◆ WHAT IS BEING ASKED
Reproduce verbatim the items that run from the start of the records through the line containing "cell-area: Trade agreement", including that line, and nothing beyond it.

========

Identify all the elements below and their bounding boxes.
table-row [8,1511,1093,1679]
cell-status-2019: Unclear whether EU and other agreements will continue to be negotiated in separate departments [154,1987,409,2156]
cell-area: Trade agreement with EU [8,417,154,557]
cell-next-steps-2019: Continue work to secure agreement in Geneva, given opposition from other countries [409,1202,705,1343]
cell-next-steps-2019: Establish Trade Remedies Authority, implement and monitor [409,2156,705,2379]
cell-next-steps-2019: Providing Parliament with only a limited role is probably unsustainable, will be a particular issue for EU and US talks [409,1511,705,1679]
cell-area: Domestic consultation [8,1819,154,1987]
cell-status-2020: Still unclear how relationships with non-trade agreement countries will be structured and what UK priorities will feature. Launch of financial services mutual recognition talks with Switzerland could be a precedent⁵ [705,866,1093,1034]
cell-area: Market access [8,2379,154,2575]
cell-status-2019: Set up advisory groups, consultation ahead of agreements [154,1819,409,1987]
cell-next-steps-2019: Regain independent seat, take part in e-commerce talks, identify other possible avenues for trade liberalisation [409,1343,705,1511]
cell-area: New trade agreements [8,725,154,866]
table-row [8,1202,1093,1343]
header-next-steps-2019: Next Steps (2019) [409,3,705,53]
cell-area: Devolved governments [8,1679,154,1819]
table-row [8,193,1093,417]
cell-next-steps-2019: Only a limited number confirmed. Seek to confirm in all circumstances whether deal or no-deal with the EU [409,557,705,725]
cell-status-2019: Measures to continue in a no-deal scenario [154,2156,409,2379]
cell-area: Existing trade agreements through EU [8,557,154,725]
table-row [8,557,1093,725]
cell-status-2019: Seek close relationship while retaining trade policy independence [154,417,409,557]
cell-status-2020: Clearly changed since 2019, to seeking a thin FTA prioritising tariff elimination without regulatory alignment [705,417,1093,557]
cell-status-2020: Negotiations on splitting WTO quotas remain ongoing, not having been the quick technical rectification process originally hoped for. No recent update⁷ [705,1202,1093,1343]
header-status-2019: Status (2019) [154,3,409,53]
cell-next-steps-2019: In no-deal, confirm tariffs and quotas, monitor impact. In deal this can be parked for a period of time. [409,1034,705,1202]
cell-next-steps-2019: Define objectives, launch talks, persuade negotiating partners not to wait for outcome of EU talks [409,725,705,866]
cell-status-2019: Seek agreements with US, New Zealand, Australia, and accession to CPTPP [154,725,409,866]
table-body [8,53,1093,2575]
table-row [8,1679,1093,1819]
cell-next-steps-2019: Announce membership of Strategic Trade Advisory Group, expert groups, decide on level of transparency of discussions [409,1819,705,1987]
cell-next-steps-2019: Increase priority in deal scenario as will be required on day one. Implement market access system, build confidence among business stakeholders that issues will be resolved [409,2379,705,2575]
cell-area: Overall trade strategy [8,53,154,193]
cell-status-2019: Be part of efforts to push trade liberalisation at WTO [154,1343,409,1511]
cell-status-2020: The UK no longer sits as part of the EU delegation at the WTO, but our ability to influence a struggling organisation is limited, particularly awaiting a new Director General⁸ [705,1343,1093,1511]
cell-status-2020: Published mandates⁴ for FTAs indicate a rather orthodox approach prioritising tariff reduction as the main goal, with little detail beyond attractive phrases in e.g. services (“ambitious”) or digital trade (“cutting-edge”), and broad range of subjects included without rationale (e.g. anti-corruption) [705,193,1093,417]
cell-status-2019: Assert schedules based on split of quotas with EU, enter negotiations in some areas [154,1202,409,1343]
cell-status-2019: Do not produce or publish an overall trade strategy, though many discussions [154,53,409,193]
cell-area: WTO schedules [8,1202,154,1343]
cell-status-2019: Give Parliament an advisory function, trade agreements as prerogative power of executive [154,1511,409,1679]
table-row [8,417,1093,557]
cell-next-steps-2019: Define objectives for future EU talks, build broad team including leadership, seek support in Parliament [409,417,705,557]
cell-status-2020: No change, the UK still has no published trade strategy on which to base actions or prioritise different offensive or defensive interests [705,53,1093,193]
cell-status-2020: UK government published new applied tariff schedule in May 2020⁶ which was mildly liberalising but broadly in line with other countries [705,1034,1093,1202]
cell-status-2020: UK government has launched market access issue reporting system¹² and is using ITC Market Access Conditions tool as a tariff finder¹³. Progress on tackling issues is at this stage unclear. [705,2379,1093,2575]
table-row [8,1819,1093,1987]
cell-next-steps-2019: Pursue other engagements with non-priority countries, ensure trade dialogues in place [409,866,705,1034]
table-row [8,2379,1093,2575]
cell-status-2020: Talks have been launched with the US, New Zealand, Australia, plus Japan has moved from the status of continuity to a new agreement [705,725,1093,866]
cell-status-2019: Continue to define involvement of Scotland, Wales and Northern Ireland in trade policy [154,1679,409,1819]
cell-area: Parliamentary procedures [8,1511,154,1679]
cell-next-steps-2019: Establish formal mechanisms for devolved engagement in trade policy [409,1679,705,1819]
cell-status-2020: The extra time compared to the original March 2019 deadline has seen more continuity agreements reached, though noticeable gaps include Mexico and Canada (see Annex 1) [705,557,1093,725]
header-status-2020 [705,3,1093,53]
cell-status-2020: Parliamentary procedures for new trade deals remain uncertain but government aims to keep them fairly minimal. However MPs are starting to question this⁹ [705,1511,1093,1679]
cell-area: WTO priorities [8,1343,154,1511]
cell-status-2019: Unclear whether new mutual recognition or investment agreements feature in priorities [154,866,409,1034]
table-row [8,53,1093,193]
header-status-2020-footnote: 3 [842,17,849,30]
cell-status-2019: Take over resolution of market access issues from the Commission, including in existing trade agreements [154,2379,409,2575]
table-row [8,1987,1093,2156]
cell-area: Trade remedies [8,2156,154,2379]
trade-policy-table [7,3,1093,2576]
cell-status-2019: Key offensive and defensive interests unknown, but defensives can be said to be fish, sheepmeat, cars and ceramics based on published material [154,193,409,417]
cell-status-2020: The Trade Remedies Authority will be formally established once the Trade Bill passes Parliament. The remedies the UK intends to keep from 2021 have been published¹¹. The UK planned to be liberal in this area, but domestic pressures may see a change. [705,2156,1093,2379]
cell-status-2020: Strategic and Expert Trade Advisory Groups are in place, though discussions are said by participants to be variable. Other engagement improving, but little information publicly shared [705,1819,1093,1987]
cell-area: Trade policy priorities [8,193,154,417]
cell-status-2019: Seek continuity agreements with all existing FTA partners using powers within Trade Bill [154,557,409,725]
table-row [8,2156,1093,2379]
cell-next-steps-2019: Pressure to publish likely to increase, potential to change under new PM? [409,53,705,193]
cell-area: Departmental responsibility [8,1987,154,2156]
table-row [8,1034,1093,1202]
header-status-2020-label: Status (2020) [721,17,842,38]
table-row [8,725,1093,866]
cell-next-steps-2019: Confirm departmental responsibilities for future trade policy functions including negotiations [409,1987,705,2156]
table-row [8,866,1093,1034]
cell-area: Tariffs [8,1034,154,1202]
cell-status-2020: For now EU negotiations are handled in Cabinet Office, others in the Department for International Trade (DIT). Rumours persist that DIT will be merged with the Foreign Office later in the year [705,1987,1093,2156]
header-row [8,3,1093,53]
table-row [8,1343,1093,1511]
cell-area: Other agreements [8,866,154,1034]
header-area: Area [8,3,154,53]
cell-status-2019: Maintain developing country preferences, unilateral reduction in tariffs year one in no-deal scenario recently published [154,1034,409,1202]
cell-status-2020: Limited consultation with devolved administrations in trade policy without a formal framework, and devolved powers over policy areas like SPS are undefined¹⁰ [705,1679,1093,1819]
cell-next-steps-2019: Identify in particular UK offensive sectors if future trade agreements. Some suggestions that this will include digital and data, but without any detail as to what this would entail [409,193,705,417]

========

◆ SOLUTION
Identify all the elements below and their bounding boxes.
table-row [8,1511,1093,1679]
cell-status-2019: Unclear whether EU and other agreements will continue to be negotiated in separate departments [154,1987,409,2156]
cell-area: Trade agreement with EU [8,417,154,557]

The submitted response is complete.